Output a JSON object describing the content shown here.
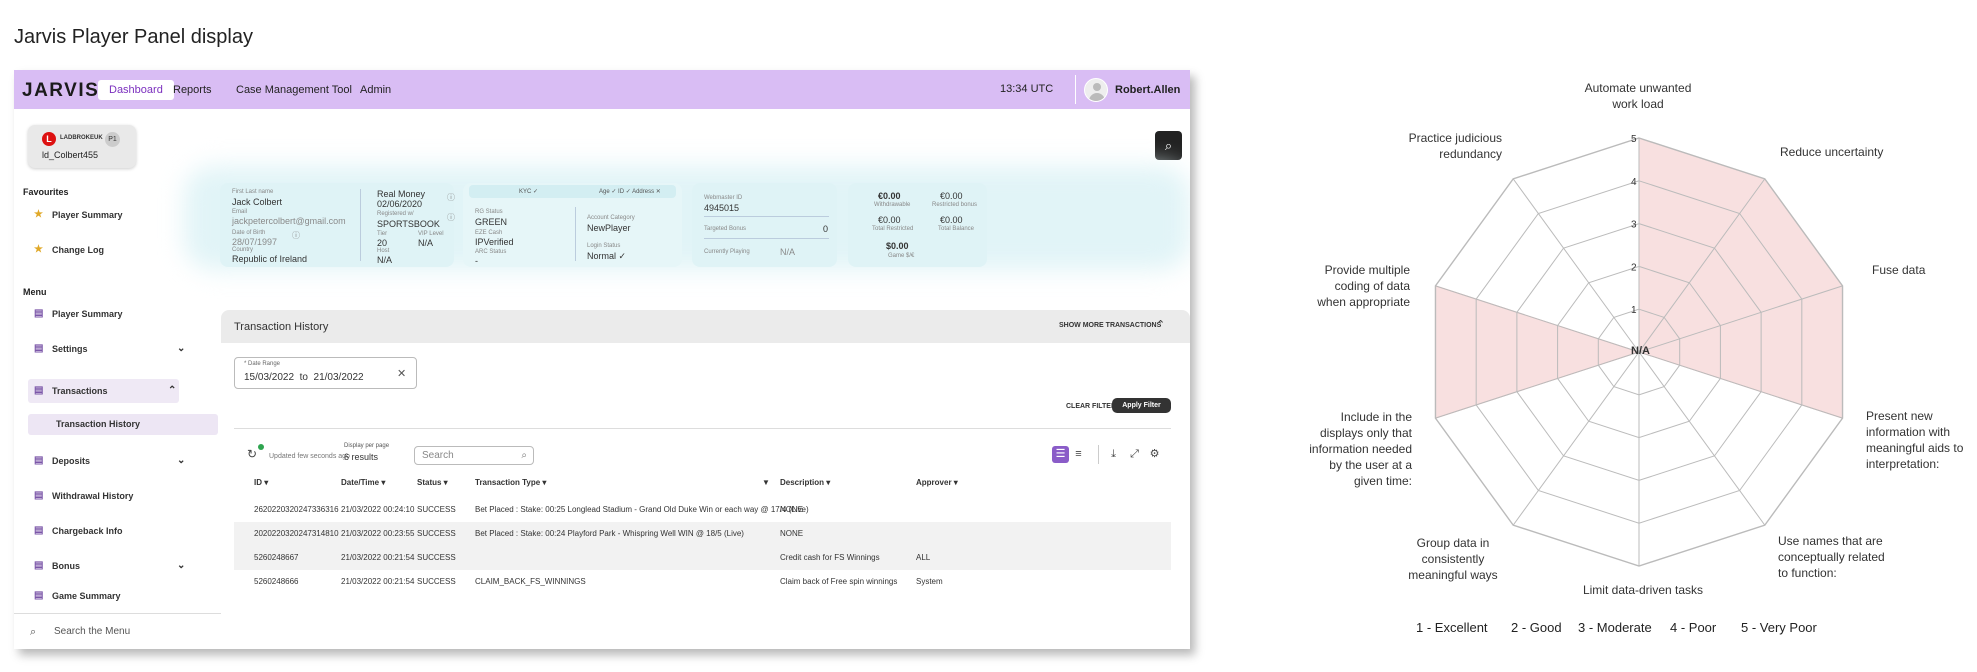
{
  "page_title": "Jarvis Player Panel display",
  "topbar": {
    "logo": "JARVIS",
    "nav": [
      "Dashboard",
      "Reports",
      "Case Management Tool",
      "Admin"
    ],
    "time": "13:34 UTC",
    "user": "Robert.Allen"
  },
  "brand": {
    "name": "LADBROKEUK",
    "badge": "P1",
    "account": "ld_Colbert455"
  },
  "sidebar": {
    "favourites_title": "Favourites",
    "favourites": [
      "Player Summary",
      "Change Log"
    ],
    "menu_title": "Menu",
    "menu": [
      "Player Summary",
      "Settings",
      "Transactions",
      "Deposits",
      "Withdrawal History",
      "Chargeback Info",
      "Bonus",
      "Game Summary"
    ],
    "sub_item": "Transaction History",
    "search_placeholder": "Search the Menu"
  },
  "player_card": {
    "name_label": "First Last name",
    "name": "Jack Colbert",
    "email_label": "Email",
    "email": "jackpetercolbert@gmail.com",
    "dob_label": "Date of Birth",
    "dob": "28/07/1997",
    "country_label": "Country",
    "country": "Republic of Ireland",
    "money_label": "Real Money",
    "money_date": "02/06/2020",
    "registered_label": "Registered w/",
    "registered": "SPORTSBOOK",
    "tier_label": "Tier",
    "tier": "20",
    "vip_label": "VIP Level",
    "vip": "N/A",
    "host_label": "Host",
    "host": "N/A"
  },
  "kyc_card": {
    "kyc": "KYC ✓",
    "checks": "Age ✓ ID ✓ Address ✕",
    "rg_label": "RG Status",
    "rg": "GREEN",
    "eze_label": "EZE Cash",
    "eze": "IPVerified",
    "arc_label": "ARC Status",
    "arc": "-",
    "category_label": "Account Category",
    "category": "NewPlayer",
    "login_label": "Login Status",
    "login": "Normal ✓"
  },
  "web_card": {
    "id_label": "Webmaster ID",
    "id": "4945015",
    "bonus_label": "Targeted Bonus",
    "bonus": "0",
    "playing_label": "Currently Playing",
    "playing": "N/A"
  },
  "balance_card": {
    "withdrawable": "€0.00",
    "withdrawable_label": "Withdrawable",
    "restricted_bonus": "€0.00",
    "restricted_bonus_label": "Restricted bonus",
    "total_restricted": "€0.00",
    "total_restricted_label": "Total Restricted",
    "total_balance": "€0.00",
    "total_balance_label": "Total Balance",
    "game_value": "$0.00",
    "game_label": "Game $/€"
  },
  "transactions": {
    "title": "Transaction History",
    "show_more": "SHOW MORE TRANSACTIONS",
    "date_label": "* Date Range",
    "date_from": "15/03/2022",
    "date_to_word": "to",
    "date_to": "21/03/2022",
    "clear": "CLEAR FILTER",
    "apply": "Apply Filter",
    "updated": "Updated few seconds ago",
    "dpp_label": "Display per page",
    "dpp_value": "6 results",
    "search_placeholder": "Search",
    "columns": [
      "ID ▾",
      "Date/Time ▾",
      "Status ▾",
      "Transaction Type ▾",
      "Description ▾",
      "Approver ▾"
    ],
    "rows": [
      [
        "2620220320247336316",
        "21/03/2022 00:24:10",
        "SUCCESS",
        "Bet Placed : Stake: 00:25 Longlead Stadium - Grand Old Duke Win or each way @ 17/4 (Live)",
        "NONE",
        ""
      ],
      [
        "2020220320247314810",
        "21/03/2022 00:23:55",
        "SUCCESS",
        "Bet Placed : Stake: 00:24 Playford Park - Whispring Well WIN @ 18/5 (Live)",
        "NONE",
        ""
      ],
      [
        "5260248667",
        "21/03/2022 00:21:54",
        "SUCCESS",
        "",
        "Credit cash for FS Winnings",
        "ALL"
      ],
      [
        "5260248666",
        "21/03/2022 00:21:54",
        "SUCCESS",
        "CLAIM_BACK_FS_WINNINGS",
        "Claim back of Free spin winnings",
        "System"
      ]
    ]
  },
  "radar": {
    "axis_labels": [
      "Automate unwanted work load",
      "Reduce uncertainty",
      "Fuse data",
      "Present new information with meaningful aids to interpretation:",
      "Use names that are conceptually related to function:",
      "Limit data-driven tasks",
      "Group data in consistently meaningful ways",
      "Include in the displays only that information needed by the user at a given time:",
      "Provide multiple coding of data when appropriate",
      "Practice judicious redundancy"
    ],
    "ticks": [
      "N/A",
      "1",
      "2",
      "3",
      "4",
      "5"
    ],
    "legend": [
      "1 - Excellent",
      "2 - Good",
      "3 - Moderate",
      "4 - Poor",
      "5 - Very Poor"
    ],
    "colors": {
      "fill": "#f8e0e0",
      "stroke": "#f0c4c4",
      "grid": "#bbbbbb"
    }
  },
  "chart_data": {
    "type": "radar",
    "categories": [
      "Automate unwanted work load",
      "Reduce uncertainty",
      "Fuse data",
      "Present new information with meaningful aids to interpretation:",
      "Use names that are conceptually related to function:",
      "Limit data-driven tasks",
      "Group data in consistently meaningful ways",
      "Include in the displays only that information needed by the user at a given time:",
      "Provide multiple coding of data when appropriate",
      "Practice judicious redundancy"
    ],
    "values": [
      5,
      5,
      5,
      5,
      0,
      0,
      0,
      5,
      5,
      0
    ],
    "range": [
      0,
      5
    ]
  }
}
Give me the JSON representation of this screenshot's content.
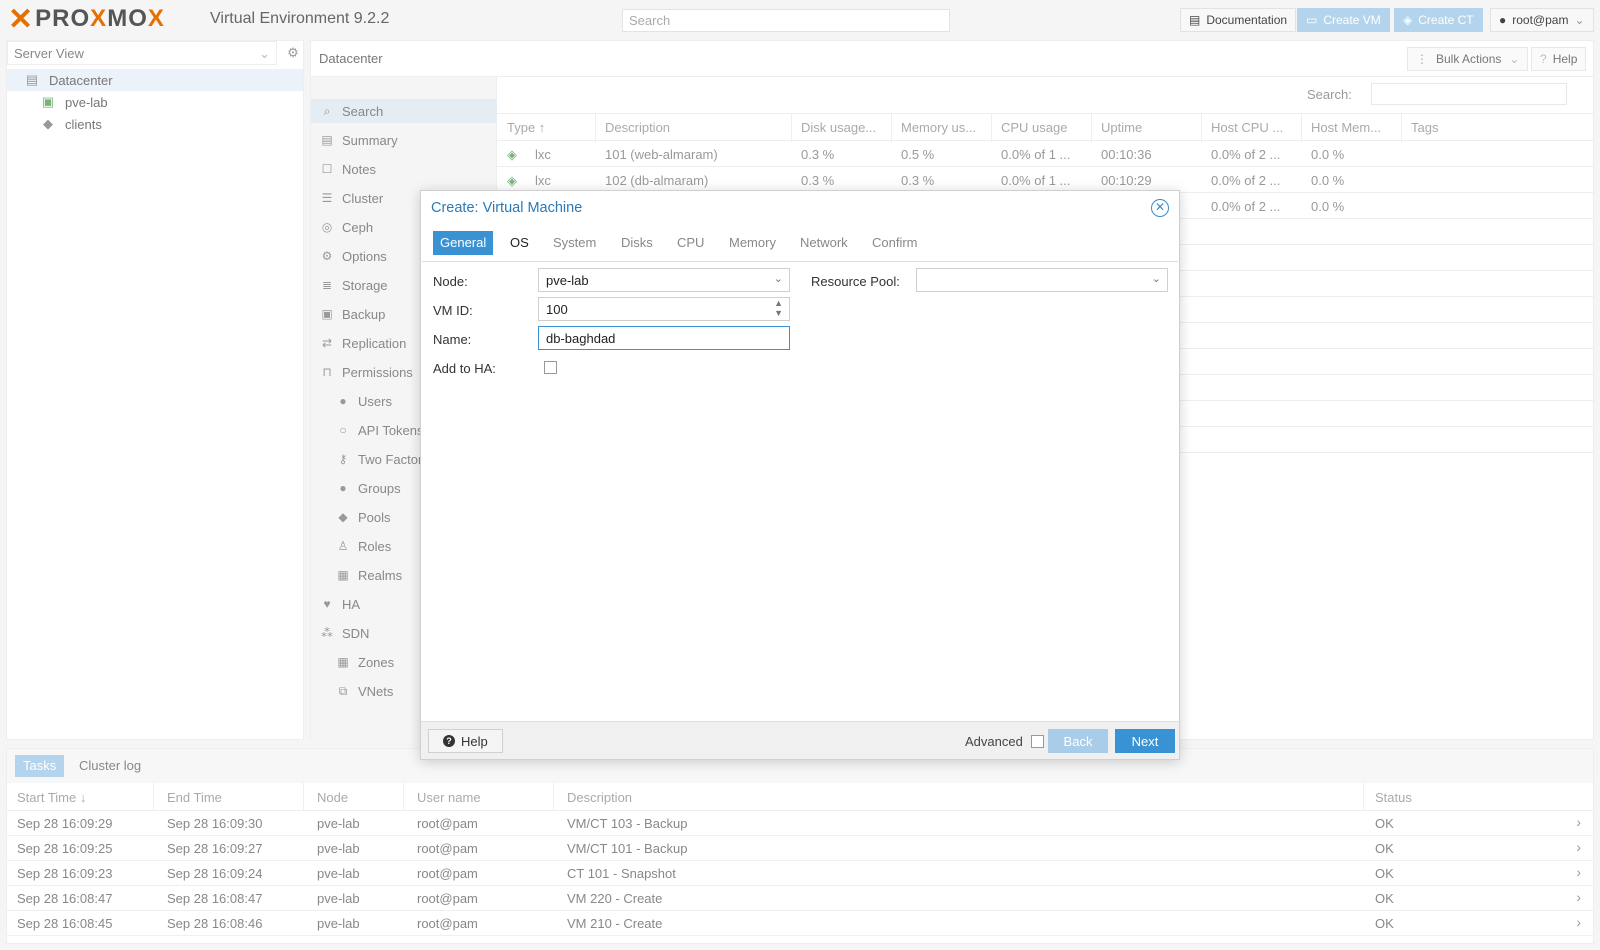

**THE REQUEST:**
Pictures excluded, quote all the data above exactly.

**ANSWER TO THE PROBLEM:**
Output a JSON object describing the content shown here.
{
  "page_title": "Jarvis Player Panel display",
  "topbar": {
    "logo": "JARVIS",
    "nav": [
      "Dashboard",
      "Reports",
      "Case Management Tool",
      "Admin"
    ],
    "time": "13:34 UTC",
    "user": "Robert.Allen"
  },
  "brand": {
    "name": "LADBROKEUK",
    "badge": "P1",
    "account": "ld_Colbert455"
  },
  "sidebar": {
    "favourites_title": "Favourites",
    "favourites": [
      "Player Summary",
      "Change Log"
    ],
    "menu_title": "Menu",
    "menu": [
      "Player Summary",
      "Settings",
      "Transactions",
      "Deposits",
      "Withdrawal History",
      "Chargeback Info",
      "Bonus",
      "Game Summary"
    ],
    "sub_item": "Transaction History",
    "search_placeholder": "Search the Menu"
  },
  "player_card": {
    "name_label": "First Last name",
    "name": "Jack Colbert",
    "email_label": "Email",
    "email": "jackpetercolbert@gmail.com",
    "dob_label": "Date of Birth",
    "dob": "28/07/1997",
    "country_label": "Country",
    "country": "Republic of Ireland",
    "money_label": "Real Money",
    "money_date": "02/06/2020",
    "registered_label": "Registered w/",
    "registered": "SPORTSBOOK",
    "tier_label": "Tier",
    "tier": "20",
    "vip_label": "VIP Level",
    "vip": "N/A",
    "host_label": "Host",
    "host": "N/A"
  },
  "kyc_card": {
    "kyc": "KYC ✓",
    "checks": "Age ✓ ID ✓ Address ✕",
    "rg_label": "RG Status",
    "rg": "GREEN",
    "eze_label": "EZE Cash",
    "eze": "IPVerified",
    "arc_label": "ARC Status",
    "arc": "-",
    "category_label": "Account Category",
    "category": "NewPlayer",
    "login_label": "Login Status",
    "login": "Normal ✓"
  },
  "web_card": {
    "id_label": "Webmaster ID",
    "id": "4945015",
    "bonus_label": "Targeted Bonus",
    "bonus": "0",
    "playing_label": "Currently Playing",
    "playing": "N/A"
  },
  "balance_card": {
    "withdrawable": "€0.00",
    "withdrawable_label": "Withdrawable",
    "restricted_bonus": "€0.00",
    "restricted_bonus_label": "Restricted bonus",
    "total_restricted": "€0.00",
    "total_restricted_label": "Total Restricted",
    "total_balance": "€0.00",
    "total_balance_label": "Total Balance",
    "game_value": "$0.00",
    "game_label": "Game $/€"
  },
  "transactions": {
    "title": "Transaction History",
    "show_more": "SHOW MORE TRANSACTIONS",
    "date_label": "* Date Range",
    "date_from": "15/03/2022",
    "date_to_word": "to",
    "date_to": "21/03/2022",
    "clear": "CLEAR FILTER",
    "apply": "Apply Filter",
    "updated": "Updated few seconds ago",
    "dpp_label": "Display per page",
    "dpp_value": "6 results",
    "search_placeholder": "Search",
    "columns": [
      "ID ▾",
      "Date/Time ▾",
      "Status ▾",
      "Transaction Type ▾",
      "Description ▾",
      "Approver ▾"
    ],
    "rows": [
      [
        "2620220320247336316",
        "21/03/2022 00:24:10",
        "SUCCESS",
        "Bet Placed : Stake: 00:25 Longlead Stadium - Grand Old Duke Win or each way @ 17/4 (Live)",
        "NONE",
        ""
      ],
      [
        "2020220320247314810",
        "21/03/2022 00:23:55",
        "SUCCESS",
        "Bet Placed : Stake: 00:24 Playford Park - Whispring Well WIN @ 18/5 (Live)",
        "NONE",
        ""
      ],
      [
        "5260248667",
        "21/03/2022 00:21:54",
        "SUCCESS",
        "",
        "Credit cash for FS Winnings",
        "ALL"
      ],
      [
        "5260248666",
        "21/03/2022 00:21:54",
        "SUCCESS",
        "CLAIM_BACK_FS_WINNINGS",
        "Claim back of Free spin winnings",
        "System"
      ]
    ]
  },
  "radar": {
    "axis_labels": [
      "Automate unwanted work load",
      "Reduce uncertainty",
      "Fuse data",
      "Present new information with meaningful aids to interpretation:",
      "Use names that are conceptually related to function:",
      "Limit data-driven tasks",
      "Group data in consistently meaningful ways",
      "Include in the displays only that information needed by the user at a given time:",
      "Provide multiple coding of data when appropriate",
      "Practice judicious redundancy"
    ],
    "ticks": [
      "N/A",
      "1",
      "2",
      "3",
      "4",
      "5"
    ],
    "legend": [
      "1 - Excellent",
      "2 - Good",
      "3 - Moderate",
      "4 - Poor",
      "5 - Very Poor"
    ],
    "colors": {
      "fill": "#f8e0e0",
      "stroke": "#f0c4c4",
      "grid": "#bbbbbb"
    }
  },
  "chart_data": {
    "type": "radar",
    "categories": [
      "Automate unwanted work load",
      "Reduce uncertainty",
      "Fuse data",
      "Present new information with meaningful aids to interpretation:",
      "Use names that are conceptually related to function:",
      "Limit data-driven tasks",
      "Group data in consistently meaningful ways",
      "Include in the displays only that information needed by the user at a given time:",
      "Provide multiple coding of data when appropriate",
      "Practice judicious redundancy"
    ],
    "values": [
      5,
      5,
      5,
      5,
      0,
      0,
      0,
      5,
      5,
      0
    ],
    "range": [
      0,
      5
    ]
  }
}
Give me the JSON representation of this screenshot's content.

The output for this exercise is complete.